====== Records supplied

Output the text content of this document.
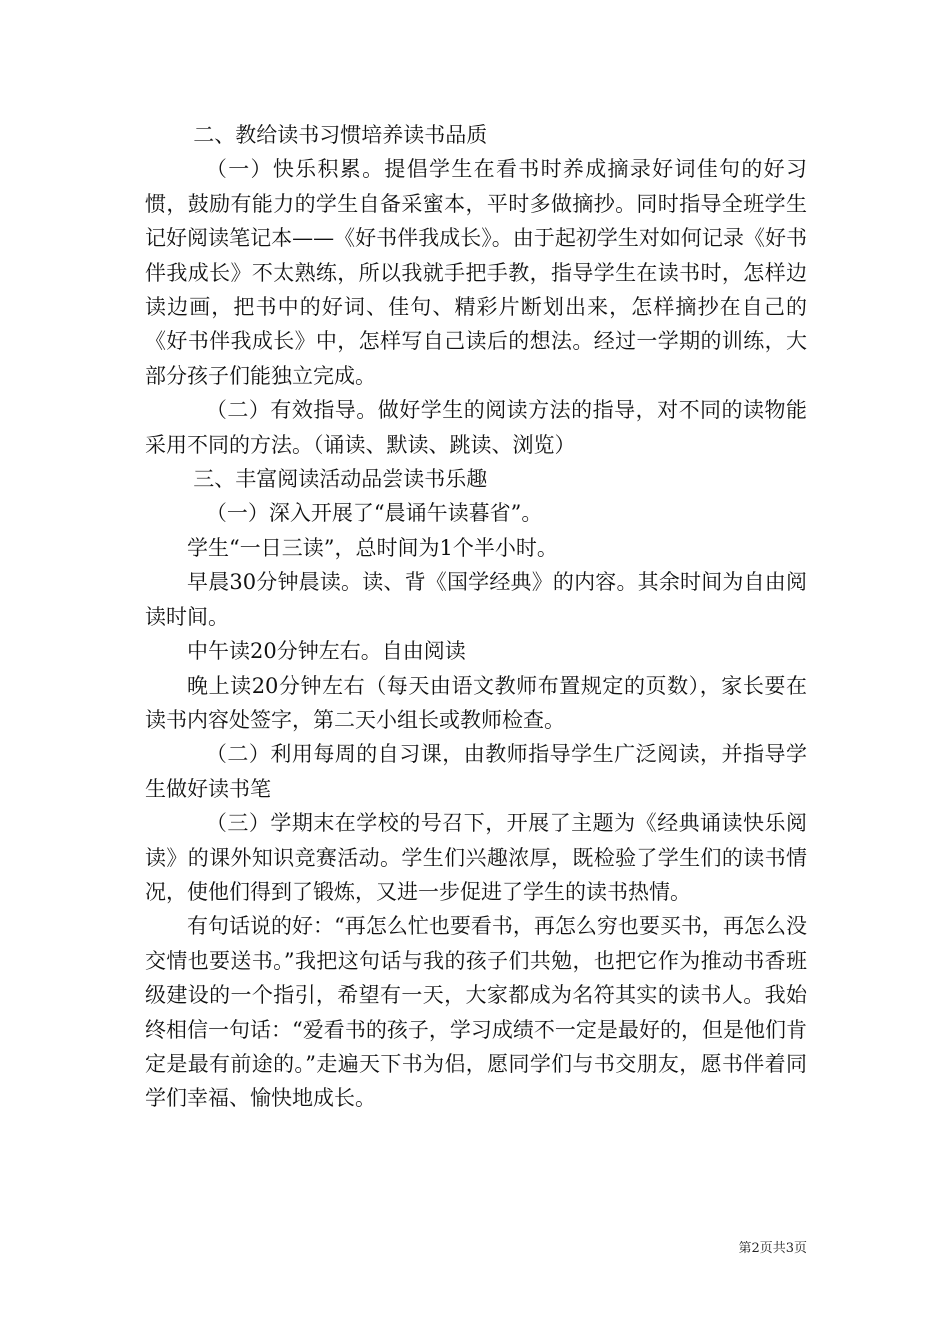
二、教给读书习惯培养读书品质

（一）快乐积累。提倡学生在看书时养成摘录好词佳句的好习惯，鼓励有能力的学生自备采蜜本，平时多做摘抄。同时指导全班学生记好阅读笔记本——《好书伴我成长》。由于起初学生对如何记录《好书伴我成长》不太熟练，所以我就手把手教，指导学生在读书时，怎样边读边画，把书中的好词、佳句、精彩片断划出来，怎样摘抄在自己的《好书伴我成长》中，怎样写自己读后的想法。经过一学期的训练，大部分孩子们能独立完成。

（二）有效指导。做好学生的阅读方法的指导，对不同的读物能采用不同的方法。（诵读、默读、跳读、浏览）

三、丰富阅读活动品尝读书乐趣

（一）深入开展了“晨诵午读暮省”。

学生“一日三读”，总时间为1个半小时。

早晨30分钟晨读。读、背《国学经典》的内容。其余时间为自由阅读时间。

中午读20分钟左右。自由阅读

晚上读20分钟左右（每天由语文教师布置规定的页数），家长要在读书内容处签字，第二天小组长或教师检查。

（二）利用每周的自习课，由教师指导学生广泛阅读，并指导学生做好读书笔

（三）学期末在学校的号召下，开展了主题为《经典诵读快乐阅读》的课外知识竞赛活动。学生们兴趣浓厚，既检验了学生们的读书情况，使他们得到了锻炼，又进一步促进了学生的读书热情。

有句话说的好：“再怎么忙也要看书，再怎么穷也要买书，再怎么没交情也要送书。”我把这句话与我的孩子们共勉，也把它作为推动书香班级建设的一个指引，希望有一天，大家都成为名符其实的读书人。我始终相信一句话：“爱看书的孩子，学习成绩不一定是最好的，但是他们肯定是最有前途的。”走遍天下书为侣，愿同学们与书交朋友，愿书伴着同学们幸福、愉快地成长。

第2页共3页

============

■ Written instruction
Keep the pictures out and write out the records exactly.

■ Answer to this exercise
Output the text content of this document.
二、教给读书习惯培养读书品质

（一）快乐积累。提倡学生在看书时养成摘录好词佳句的好习惯，鼓励有能力的学生自备采蜜本，平时多做摘抄。同时指导全班学生记好阅读笔记本——《好书伴我成长》。由于起初学生对如何记录《好书伴我成长》不太熟练，所以我就手把手教，指导学生在读书时，怎样边读边画，把书中的好词、佳句、精彩片断划出来，怎样摘抄在自己的《好书伴我成长》中，怎样写自己读后的想法。经过一学期的训练，大部分孩子们能独立完成。

（二）有效指导。做好学生的阅读方法的指导，对不同的读物能采用不同的方法。（诵读、默读、跳读、浏览）

三、丰富阅读活动品尝读书乐趣

（一）深入开展了“晨诵午读暮省”。

学生“一日三读”，总时间为1个半小时。

早晨30分钟晨读。读、背《国学经典》的内容。其余时间为自由阅读时间。

中午读20分钟左右。自由阅读

晚上读20分钟左右（每天由语文教师布置规定的页数），家长要在读书内容处签字，第二天小组长或教师检查。

（二）利用每周的自习课，由教师指导学生广泛阅读，并指导学生做好读书笔

（三）学期末在学校的号召下，开展了主题为《经典诵读快乐阅读》的课外知识竞赛活动。学生们兴趣浓厚，既检验了学生们的读书情况，使他们得到了锻炼，又进一步促进了学生的读书热情。

有句话说的好：“再怎么忙也要看书，再怎么穷也要买书，再怎么没交情也要送书。”我把这句话与我的孩子们共勉，也把它作为推动书香班级建设的一个指引，希望有一天，大家都成为名符其实的读书人。我始终相信一句话：“爱看书的孩子，学习成绩不一定是最好的，但是他们肯定是最有前途的。”走遍天下书为侣，愿同学们与书交朋友，愿书伴着同学们幸福、愉快地成长。

第2页共3页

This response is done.